STATED GOAL: Gather all lines from the material that contain "quantity".

SUPPLIED ENTRIES:

* begin *

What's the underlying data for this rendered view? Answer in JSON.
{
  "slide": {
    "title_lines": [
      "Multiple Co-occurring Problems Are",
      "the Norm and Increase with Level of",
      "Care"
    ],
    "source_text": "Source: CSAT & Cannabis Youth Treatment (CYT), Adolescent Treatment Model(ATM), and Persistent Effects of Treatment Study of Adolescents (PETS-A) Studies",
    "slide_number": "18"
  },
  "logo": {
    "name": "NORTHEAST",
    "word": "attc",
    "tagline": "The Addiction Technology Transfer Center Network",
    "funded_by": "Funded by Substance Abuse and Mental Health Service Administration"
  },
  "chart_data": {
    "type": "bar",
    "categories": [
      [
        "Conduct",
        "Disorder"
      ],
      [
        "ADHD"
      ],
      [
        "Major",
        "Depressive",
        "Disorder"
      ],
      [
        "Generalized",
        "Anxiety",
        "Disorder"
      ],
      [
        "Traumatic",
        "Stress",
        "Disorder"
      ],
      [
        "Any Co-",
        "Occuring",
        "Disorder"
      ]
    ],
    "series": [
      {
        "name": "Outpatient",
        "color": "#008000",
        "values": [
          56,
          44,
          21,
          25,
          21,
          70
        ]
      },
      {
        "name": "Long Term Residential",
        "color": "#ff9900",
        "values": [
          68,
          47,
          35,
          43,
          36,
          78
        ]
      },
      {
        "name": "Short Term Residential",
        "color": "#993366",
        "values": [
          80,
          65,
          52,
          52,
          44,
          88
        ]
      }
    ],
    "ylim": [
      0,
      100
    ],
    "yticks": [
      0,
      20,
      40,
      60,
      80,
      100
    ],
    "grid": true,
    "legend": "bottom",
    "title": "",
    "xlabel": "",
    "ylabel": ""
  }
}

* end *
* begin *

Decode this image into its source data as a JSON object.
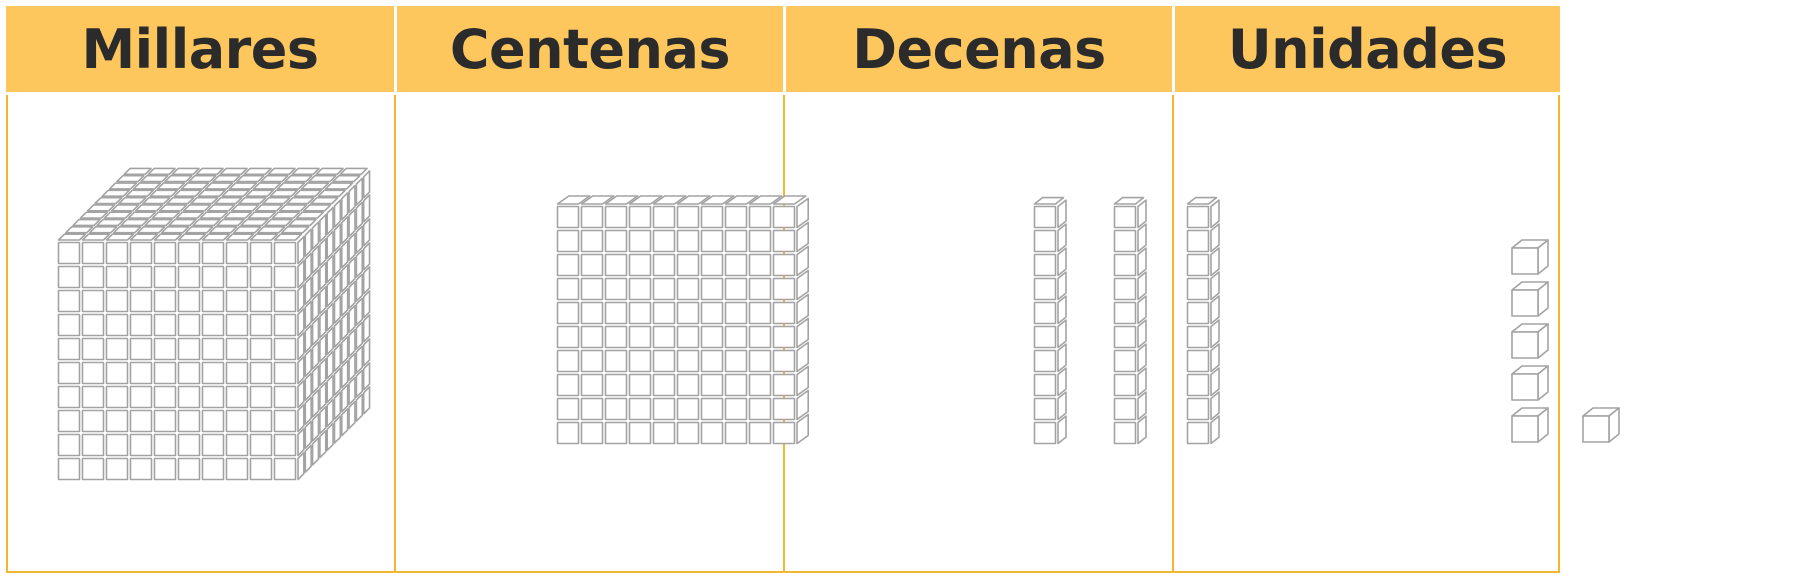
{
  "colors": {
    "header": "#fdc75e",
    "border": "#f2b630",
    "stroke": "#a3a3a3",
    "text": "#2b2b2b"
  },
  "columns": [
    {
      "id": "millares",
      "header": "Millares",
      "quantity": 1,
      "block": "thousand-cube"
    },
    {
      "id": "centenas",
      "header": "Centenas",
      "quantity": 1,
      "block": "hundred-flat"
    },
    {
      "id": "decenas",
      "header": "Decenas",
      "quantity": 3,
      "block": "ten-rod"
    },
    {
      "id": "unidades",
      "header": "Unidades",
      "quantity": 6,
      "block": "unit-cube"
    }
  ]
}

* end *

FULL RESPONSE:
      "quantity": 1,
      "quantity": 1,
      "quantity": 3,
      "quantity": 6,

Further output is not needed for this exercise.